• **Goal**
Give the number of lines in the entries that contain "possono". State only the count.

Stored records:
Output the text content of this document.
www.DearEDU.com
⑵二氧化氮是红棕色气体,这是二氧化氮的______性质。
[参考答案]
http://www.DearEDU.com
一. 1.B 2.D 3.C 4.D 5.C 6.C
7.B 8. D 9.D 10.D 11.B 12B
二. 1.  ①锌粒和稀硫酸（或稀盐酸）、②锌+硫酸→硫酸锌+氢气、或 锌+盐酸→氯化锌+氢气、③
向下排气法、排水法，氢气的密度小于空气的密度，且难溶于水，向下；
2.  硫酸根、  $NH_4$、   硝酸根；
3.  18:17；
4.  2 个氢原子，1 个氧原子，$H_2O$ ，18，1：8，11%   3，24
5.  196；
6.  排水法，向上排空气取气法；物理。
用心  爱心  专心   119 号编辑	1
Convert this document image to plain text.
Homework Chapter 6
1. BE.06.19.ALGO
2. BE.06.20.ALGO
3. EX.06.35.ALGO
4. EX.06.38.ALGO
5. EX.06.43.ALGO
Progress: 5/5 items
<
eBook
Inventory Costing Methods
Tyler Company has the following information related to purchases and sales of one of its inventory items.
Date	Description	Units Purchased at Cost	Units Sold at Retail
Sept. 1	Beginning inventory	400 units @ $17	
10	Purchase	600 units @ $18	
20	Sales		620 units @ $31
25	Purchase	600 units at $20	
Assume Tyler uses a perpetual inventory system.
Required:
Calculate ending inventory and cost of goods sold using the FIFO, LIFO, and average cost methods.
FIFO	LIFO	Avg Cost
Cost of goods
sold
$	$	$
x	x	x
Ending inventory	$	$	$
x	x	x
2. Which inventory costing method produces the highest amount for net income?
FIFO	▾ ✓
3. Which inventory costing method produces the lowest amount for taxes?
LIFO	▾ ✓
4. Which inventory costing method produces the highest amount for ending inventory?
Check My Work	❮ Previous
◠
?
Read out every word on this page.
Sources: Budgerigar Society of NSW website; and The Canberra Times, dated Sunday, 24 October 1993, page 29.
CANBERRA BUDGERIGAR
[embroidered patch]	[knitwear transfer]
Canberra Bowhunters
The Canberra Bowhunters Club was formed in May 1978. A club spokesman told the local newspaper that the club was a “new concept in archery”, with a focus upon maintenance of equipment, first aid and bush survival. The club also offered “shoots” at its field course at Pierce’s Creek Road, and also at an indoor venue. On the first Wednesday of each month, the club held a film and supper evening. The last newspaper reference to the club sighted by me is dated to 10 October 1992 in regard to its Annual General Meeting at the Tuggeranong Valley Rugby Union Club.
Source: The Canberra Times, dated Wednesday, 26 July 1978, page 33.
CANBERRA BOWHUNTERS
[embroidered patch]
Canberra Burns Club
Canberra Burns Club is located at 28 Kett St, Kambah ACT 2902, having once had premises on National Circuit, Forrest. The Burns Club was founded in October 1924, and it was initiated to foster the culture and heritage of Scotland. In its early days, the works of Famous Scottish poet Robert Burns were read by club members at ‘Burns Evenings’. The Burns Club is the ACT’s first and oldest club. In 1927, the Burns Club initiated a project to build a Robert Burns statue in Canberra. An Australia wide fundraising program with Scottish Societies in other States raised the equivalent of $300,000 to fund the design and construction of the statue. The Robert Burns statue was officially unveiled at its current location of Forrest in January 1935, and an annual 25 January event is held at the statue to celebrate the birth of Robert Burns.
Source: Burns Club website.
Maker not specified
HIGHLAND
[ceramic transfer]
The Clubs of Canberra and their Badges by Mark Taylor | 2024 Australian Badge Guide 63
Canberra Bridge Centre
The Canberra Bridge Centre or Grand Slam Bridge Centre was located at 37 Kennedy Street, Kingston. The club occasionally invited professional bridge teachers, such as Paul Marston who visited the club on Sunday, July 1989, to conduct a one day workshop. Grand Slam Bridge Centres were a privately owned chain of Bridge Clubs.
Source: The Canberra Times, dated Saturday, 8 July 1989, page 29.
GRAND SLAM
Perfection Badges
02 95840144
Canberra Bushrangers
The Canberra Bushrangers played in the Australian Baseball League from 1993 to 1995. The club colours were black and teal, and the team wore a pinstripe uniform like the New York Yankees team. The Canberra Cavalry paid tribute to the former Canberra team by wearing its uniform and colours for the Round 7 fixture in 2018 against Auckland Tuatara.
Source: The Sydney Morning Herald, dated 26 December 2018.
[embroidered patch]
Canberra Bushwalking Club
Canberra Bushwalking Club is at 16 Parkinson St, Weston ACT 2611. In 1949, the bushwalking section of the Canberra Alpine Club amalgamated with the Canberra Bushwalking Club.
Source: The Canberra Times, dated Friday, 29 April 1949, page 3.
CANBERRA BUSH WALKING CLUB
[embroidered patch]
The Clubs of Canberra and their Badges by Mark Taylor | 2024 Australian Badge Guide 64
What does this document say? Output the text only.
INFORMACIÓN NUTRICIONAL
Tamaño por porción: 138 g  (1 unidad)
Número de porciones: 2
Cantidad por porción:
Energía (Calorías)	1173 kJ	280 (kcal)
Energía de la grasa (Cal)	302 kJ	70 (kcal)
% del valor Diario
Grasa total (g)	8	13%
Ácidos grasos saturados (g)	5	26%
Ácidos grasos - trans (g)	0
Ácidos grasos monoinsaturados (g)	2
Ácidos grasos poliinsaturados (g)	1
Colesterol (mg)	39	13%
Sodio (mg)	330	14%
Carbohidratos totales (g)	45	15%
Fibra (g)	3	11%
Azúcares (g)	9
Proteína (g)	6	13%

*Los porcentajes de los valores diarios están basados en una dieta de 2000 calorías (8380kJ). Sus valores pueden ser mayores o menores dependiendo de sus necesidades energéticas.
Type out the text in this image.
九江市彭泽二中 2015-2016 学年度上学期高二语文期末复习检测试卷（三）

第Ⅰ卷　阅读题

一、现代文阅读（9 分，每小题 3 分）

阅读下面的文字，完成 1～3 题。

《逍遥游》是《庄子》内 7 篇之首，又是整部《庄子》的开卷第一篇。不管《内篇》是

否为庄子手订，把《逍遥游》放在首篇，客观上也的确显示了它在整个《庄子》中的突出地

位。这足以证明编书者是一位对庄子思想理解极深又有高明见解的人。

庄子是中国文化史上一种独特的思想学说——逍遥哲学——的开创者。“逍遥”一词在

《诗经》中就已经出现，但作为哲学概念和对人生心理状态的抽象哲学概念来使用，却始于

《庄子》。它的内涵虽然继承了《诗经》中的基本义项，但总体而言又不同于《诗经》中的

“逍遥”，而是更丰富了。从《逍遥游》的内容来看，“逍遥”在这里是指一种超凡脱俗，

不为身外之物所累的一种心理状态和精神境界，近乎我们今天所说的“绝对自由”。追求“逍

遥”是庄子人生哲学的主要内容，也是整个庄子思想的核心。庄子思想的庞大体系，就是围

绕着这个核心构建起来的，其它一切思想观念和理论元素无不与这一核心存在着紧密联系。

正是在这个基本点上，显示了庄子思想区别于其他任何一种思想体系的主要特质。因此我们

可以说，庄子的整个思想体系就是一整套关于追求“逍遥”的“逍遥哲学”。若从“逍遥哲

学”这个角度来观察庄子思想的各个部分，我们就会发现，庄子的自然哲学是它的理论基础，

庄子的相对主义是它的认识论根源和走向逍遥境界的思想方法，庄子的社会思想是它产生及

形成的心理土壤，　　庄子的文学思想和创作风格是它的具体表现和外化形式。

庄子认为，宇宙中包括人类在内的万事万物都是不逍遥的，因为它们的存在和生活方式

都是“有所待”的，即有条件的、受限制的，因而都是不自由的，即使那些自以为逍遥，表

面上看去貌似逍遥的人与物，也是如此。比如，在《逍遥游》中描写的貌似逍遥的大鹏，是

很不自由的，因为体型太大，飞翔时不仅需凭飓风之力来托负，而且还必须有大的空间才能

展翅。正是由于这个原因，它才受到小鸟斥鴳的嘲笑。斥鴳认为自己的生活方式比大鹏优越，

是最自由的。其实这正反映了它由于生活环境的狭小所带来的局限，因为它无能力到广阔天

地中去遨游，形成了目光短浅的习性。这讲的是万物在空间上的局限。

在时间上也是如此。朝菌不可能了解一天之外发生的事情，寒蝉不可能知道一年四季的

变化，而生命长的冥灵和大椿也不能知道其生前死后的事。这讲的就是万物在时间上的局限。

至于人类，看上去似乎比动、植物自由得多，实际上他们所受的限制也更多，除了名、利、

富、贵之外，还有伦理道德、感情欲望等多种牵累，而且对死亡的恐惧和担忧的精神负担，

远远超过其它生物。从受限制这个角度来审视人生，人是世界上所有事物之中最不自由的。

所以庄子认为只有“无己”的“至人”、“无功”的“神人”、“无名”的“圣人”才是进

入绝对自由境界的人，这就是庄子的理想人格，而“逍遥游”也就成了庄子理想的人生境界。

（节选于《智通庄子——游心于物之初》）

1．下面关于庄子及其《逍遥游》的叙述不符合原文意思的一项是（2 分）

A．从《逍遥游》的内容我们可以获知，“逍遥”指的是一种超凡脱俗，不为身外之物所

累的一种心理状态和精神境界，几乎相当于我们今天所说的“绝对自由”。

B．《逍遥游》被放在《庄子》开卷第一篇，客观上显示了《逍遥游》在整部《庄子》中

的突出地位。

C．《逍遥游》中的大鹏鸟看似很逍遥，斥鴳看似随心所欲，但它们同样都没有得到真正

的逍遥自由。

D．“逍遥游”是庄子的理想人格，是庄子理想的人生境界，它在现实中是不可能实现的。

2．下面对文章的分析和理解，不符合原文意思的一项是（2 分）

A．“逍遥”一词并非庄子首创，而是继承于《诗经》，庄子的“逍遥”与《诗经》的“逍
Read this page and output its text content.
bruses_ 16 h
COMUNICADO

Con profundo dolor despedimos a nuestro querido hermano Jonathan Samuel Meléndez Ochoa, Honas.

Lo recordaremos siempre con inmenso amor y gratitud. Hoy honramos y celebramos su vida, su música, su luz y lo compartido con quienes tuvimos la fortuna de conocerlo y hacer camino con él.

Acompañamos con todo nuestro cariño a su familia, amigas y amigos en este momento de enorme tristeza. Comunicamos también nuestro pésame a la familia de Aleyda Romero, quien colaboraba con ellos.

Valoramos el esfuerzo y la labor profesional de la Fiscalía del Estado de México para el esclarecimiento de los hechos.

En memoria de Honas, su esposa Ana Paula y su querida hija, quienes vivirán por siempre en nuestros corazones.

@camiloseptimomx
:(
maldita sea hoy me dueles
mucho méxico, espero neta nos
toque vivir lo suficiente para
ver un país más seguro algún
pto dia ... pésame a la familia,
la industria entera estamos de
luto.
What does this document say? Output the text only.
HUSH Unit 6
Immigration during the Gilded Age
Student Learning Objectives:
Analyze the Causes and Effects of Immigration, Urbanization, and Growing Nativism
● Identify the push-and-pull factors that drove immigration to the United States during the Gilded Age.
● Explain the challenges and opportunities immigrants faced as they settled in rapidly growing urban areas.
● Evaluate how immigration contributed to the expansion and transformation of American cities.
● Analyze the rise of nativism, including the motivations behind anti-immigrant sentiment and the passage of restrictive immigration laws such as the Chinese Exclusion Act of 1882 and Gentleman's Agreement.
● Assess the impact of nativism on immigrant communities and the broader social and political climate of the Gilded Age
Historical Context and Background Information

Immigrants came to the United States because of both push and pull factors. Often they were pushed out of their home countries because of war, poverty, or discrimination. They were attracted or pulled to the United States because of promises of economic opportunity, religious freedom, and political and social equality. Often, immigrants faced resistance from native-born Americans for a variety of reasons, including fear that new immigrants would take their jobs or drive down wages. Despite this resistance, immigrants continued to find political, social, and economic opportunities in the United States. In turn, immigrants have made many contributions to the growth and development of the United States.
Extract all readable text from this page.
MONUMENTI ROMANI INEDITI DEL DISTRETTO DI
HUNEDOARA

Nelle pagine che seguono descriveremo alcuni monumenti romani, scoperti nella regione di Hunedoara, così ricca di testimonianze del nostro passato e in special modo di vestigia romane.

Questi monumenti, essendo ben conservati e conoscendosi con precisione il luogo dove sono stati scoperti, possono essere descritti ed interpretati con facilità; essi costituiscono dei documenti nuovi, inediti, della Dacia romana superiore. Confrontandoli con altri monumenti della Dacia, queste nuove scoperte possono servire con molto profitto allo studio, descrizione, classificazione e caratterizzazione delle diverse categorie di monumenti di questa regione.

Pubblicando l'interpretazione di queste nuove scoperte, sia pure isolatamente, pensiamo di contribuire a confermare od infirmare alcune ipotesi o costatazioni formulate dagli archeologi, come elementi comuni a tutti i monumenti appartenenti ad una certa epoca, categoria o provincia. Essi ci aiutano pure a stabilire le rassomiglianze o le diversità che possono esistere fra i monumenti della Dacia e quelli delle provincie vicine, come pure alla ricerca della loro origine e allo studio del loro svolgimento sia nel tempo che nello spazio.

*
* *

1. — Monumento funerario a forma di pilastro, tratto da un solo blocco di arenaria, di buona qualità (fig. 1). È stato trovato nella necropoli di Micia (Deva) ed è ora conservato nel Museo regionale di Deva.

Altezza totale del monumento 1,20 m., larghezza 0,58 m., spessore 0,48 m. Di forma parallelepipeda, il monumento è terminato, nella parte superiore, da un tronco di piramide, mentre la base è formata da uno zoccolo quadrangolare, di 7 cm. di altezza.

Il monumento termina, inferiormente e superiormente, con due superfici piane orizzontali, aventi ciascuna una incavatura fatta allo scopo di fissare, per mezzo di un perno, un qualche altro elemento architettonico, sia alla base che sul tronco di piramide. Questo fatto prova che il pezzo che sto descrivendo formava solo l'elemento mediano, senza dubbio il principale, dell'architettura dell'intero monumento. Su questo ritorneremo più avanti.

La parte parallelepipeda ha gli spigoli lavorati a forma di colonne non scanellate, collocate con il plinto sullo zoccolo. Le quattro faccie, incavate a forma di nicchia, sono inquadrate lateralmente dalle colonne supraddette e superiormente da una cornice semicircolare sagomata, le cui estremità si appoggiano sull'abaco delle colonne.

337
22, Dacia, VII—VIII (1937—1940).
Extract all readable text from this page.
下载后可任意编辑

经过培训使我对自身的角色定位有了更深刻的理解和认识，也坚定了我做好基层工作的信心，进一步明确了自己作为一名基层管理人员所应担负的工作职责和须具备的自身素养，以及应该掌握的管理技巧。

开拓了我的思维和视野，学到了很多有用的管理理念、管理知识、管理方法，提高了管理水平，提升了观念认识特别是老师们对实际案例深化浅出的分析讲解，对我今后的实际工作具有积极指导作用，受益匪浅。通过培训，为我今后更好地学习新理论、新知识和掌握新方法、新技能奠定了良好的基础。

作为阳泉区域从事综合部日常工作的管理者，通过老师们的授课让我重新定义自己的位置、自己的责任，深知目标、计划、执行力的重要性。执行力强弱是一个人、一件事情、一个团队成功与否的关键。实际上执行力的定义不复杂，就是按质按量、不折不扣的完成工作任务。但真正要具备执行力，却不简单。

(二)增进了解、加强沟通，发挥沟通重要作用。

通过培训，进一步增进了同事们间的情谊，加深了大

• **Response below**
2